Directions for this task - Every record should be copied exactly, except that pictures are to be omitted.

Data listing -

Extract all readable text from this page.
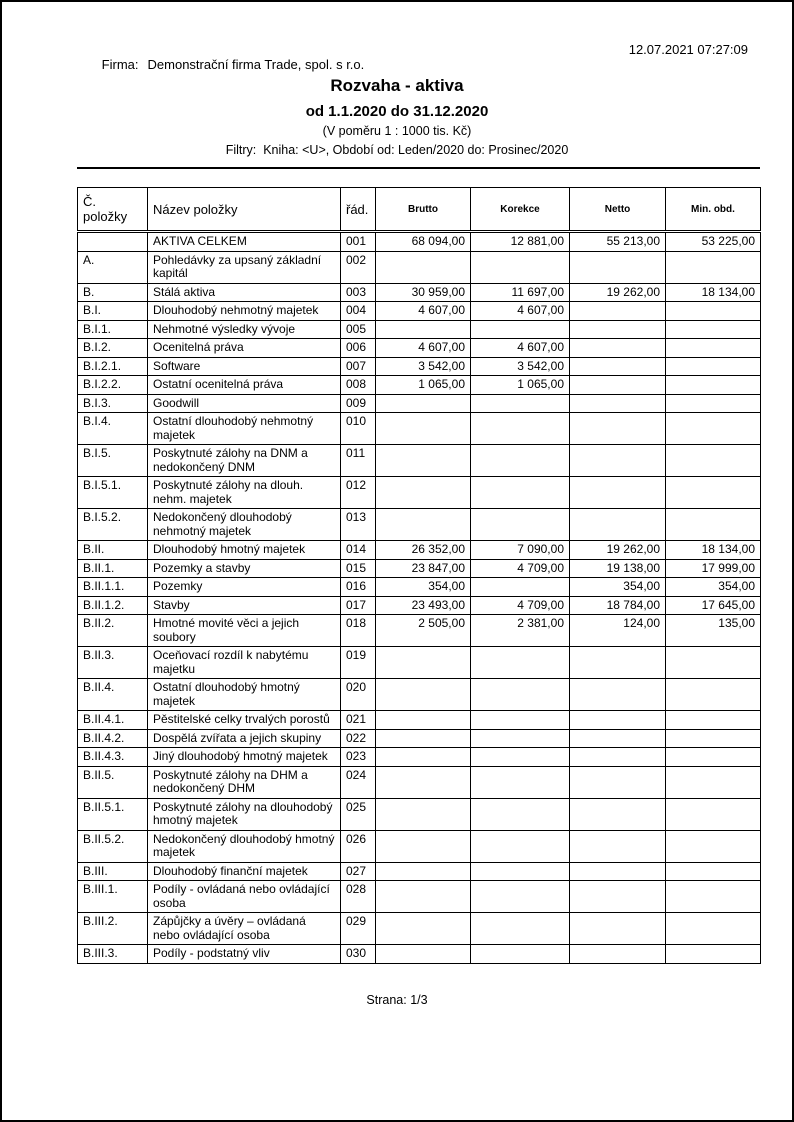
Firma: Demonstrační firma Trade, spol. s r.o.

12.07.2021 07:27:09
Rozvaha - aktiva
od 1.1.2020 do 31.12.2020
(V poměru 1 : 1000 tis. Kč)
Filtry:  Kniha: <U>, Období od: Leden/2020 do: Prosinec/2020
Č. položky	Název položky	řád.	Brutto	Korekce	Netto	Min. obd.
	AKTIVA CELKEM	001	68 094,00	12 881,00	55 213,00	53 225,00
A.	Pohledávky za upsaný základní kapitál	002				
B.	Stálá aktiva	003	30 959,00	11 697,00	19 262,00	18 134,00
B.I.	Dlouhodobý nehmotný majetek	004	4 607,00	4 607,00		
B.I.1.	Nehmotné výsledky vývoje	005				
B.I.2.	Ocenitelná práva	006	4 607,00	4 607,00		
B.I.2.1.	Software	007	3 542,00	3 542,00		
B.I.2.2.	Ostatní ocenitelná práva	008	1 065,00	1 065,00		
B.I.3.	Goodwill	009				
B.I.4.	Ostatní dlouhodobý nehmotný majetek	010				
B.I.5.	Poskytnuté zálohy na DNM a nedokončený DNM	011				
B.I.5.1.	Poskytnuté zálohy na dlouh. nehm. majetek	012				
B.I.5.2.	Nedokončený dlouhodobý nehmotný majetek	013				
B.II.	Dlouhodobý hmotný majetek	014	26 352,00	7 090,00	19 262,00	18 134,00
B.II.1.	Pozemky a stavby	015	23 847,00	4 709,00	19 138,00	17 999,00
B.II.1.1.	Pozemky	016	354,00		354,00	354,00
B.II.1.2.	Stavby	017	23 493,00	4 709,00	18 784,00	17 645,00
B.II.2.	Hmotné movité věci a jejich soubory	018	2 505,00	2 381,00	124,00	135,00
B.II.3.	Oceňovací rozdíl k nabytému majetku	019				
B.II.4.	Ostatní dlouhodobý hmotný majetek	020				
B.II.4.1.	Pěstitelské celky trvalých porostů	021				
B.II.4.2.	Dospělá zvířata a jejich skupiny	022				
B.II.4.3.	Jiný dlouhodobý hmotný majetek	023				
B.II.5.	Poskytnuté zálohy na DHM a nedokončený DHM	024				
B.II.5.1.	Poskytnuté zálohy na dlouhodobý hmotný majetek	025				
B.II.5.2.	Nedokončený dlouhodobý hmotný majetek	026				
B.III.	Dlouhodobý finanční majetek	027				
B.III.1.	Podíly - ovládaná nebo ovládající osoba	028				
B.III.2.	Zápůjčky a úvěry – ovládaná nebo ovládající osoba	029				
B.III.3.	Podíly - podstatný vliv	030				
Strana: 1/3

The result -
Extract all readable text from this page.
Firma: Demonstrační firma Trade, spol. s r.o.

12.07.2021 07:27:09
Rozvaha - aktiva
od 1.1.2020 do 31.12.2020
(V poměru 1 : 1000 tis. Kč)
Filtry:  Kniha: <U>, Období od: Leden/2020 do: Prosinec/2020
Č. položky	Název položky	řád.	Brutto	Korekce	Netto	Min. obd.
	AKTIVA CELKEM	001	68 094,00	12 881,00	55 213,00	53 225,00
A.	Pohledávky za upsaný základní kapitál	002				
B.	Stálá aktiva	003	30 959,00	11 697,00	19 262,00	18 134,00
B.I.	Dlouhodobý nehmotný majetek	004	4 607,00	4 607,00		
B.I.1.	Nehmotné výsledky vývoje	005				
B.I.2.	Ocenitelná práva	006	4 607,00	4 607,00		
B.I.2.1.	Software	007	3 542,00	3 542,00		
B.I.2.2.	Ostatní ocenitelná práva	008	1 065,00	1 065,00		
B.I.3.	Goodwill	009				
B.I.4.	Ostatní dlouhodobý nehmotný majetek	010				
B.I.5.	Poskytnuté zálohy na DNM a nedokončený DNM	011				
B.I.5.1.	Poskytnuté zálohy na dlouh. nehm. majetek	012				
B.I.5.2.	Nedokončený dlouhodobý nehmotný majetek	013				
B.II.	Dlouhodobý hmotný majetek	014	26 352,00	7 090,00	19 262,00	18 134,00
B.II.1.	Pozemky a stavby	015	23 847,00	4 709,00	19 138,00	17 999,00
B.II.1.1.	Pozemky	016	354,00		354,00	354,00
B.II.1.2.	Stavby	017	23 493,00	4 709,00	18 784,00	17 645,00
B.II.2.	Hmotné movité věci a jejich soubory	018	2 505,00	2 381,00	124,00	135,00
B.II.3.	Oceňovací rozdíl k nabytému majetku	019				
B.II.4.	Ostatní dlouhodobý hmotný majetek	020				
B.II.4.1.	Pěstitelské celky trvalých porostů	021				
B.II.4.2.	Dospělá zvířata a jejich skupiny	022				
B.II.4.3.	Jiný dlouhodobý hmotný majetek	023				
B.II.5.	Poskytnuté zálohy na DHM a nedokončený DHM	024				
B.II.5.1.	Poskytnuté zálohy na dlouhodobý hmotný majetek	025				
B.II.5.2.	Nedokončený dlouhodobý hmotný majetek	026				
B.III.	Dlouhodobý finanční majetek	027				
B.III.1.	Podíly - ovládaná nebo ovládající osoba	028				
B.III.2.	Zápůjčky a úvěry – ovládaná nebo ovládající osoba	029				
B.III.3.	Podíly - podstatný vliv	030				
Strana: 1/3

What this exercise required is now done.